▶ **Written instruction**: Reproduce each line from the records that holds "перед".

Stored records

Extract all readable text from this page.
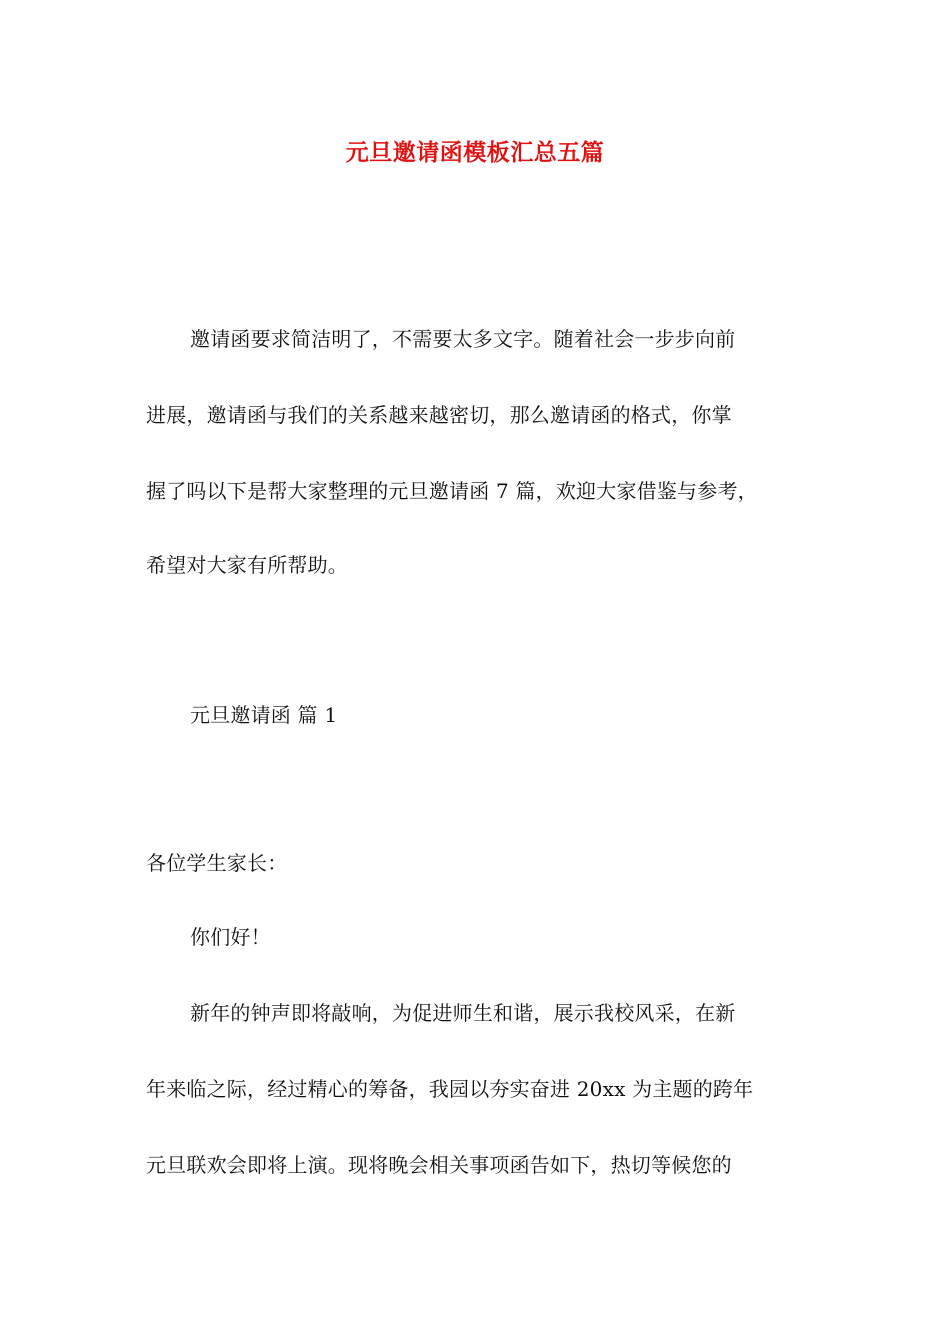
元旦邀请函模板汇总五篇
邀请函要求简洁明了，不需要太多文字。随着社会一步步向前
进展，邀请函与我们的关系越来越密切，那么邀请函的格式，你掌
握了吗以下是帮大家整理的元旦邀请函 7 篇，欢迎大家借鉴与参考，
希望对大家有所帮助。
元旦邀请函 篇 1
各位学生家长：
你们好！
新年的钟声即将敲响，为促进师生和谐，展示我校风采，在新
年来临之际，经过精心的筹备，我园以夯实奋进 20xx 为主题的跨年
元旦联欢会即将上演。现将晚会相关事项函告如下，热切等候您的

...

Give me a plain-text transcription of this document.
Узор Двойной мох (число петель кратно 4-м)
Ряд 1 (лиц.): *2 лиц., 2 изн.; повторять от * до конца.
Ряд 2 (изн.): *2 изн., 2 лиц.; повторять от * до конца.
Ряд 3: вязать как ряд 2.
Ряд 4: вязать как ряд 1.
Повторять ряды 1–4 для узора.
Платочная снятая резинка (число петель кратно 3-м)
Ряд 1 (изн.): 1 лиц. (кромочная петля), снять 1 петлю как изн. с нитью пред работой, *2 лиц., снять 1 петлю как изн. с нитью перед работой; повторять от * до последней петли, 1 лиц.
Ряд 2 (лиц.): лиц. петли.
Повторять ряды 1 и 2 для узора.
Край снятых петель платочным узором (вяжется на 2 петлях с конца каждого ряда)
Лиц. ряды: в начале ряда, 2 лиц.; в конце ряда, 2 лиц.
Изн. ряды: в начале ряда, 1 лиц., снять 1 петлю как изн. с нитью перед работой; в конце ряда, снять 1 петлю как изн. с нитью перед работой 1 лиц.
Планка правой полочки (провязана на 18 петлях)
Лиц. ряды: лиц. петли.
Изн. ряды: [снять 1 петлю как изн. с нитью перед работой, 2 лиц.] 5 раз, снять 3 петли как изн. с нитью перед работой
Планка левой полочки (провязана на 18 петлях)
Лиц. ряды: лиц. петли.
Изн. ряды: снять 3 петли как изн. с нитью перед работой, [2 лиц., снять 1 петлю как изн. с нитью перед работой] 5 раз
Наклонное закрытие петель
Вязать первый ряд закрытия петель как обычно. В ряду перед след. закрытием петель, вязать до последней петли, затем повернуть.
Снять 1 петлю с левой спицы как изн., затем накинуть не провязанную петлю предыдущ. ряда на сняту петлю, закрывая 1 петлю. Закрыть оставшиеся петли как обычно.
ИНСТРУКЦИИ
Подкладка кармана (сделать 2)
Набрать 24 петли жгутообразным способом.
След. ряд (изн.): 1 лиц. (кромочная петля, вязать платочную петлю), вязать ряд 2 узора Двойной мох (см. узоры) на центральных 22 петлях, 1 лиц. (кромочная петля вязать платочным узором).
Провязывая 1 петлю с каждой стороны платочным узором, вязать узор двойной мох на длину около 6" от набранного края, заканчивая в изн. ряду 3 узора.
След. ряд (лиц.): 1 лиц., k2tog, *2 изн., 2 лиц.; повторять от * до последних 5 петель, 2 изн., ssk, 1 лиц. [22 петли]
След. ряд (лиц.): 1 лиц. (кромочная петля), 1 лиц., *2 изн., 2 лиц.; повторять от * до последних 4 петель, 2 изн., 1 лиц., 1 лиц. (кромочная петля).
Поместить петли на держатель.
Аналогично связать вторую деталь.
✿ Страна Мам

▶ **Exercise response**:
Ряд 1 (изн.): 1 лиц. (кромочная петля), снять 1 петлю как изн. с нитью пред работой, *2 лиц., снять 1 петлю как изн. с нитью перед работой; повторять от * до последней петли, 1 лиц.
Изн. ряды: в начале ряда, 1 лиц., снять 1 петлю как изн. с нитью перед работой; в конце ряда, снять 1 петлю как изн. с нитью перед работой 1 лиц.
Изн. ряды: [снять 1 петлю как изн. с нитью перед работой, 2 лиц.] 5 раз, снять 3 петли как изн. с нитью перед работой
Изн. ряды: снять 3 петли как изн. с нитью перед работой, [2 лиц., снять 1 петлю как изн. с нитью перед работой] 5 раз
Вязать первый ряд закрытия петель как обычно. В ряду перед след. закрытием петель, вязать до последней петли, затем повернуть.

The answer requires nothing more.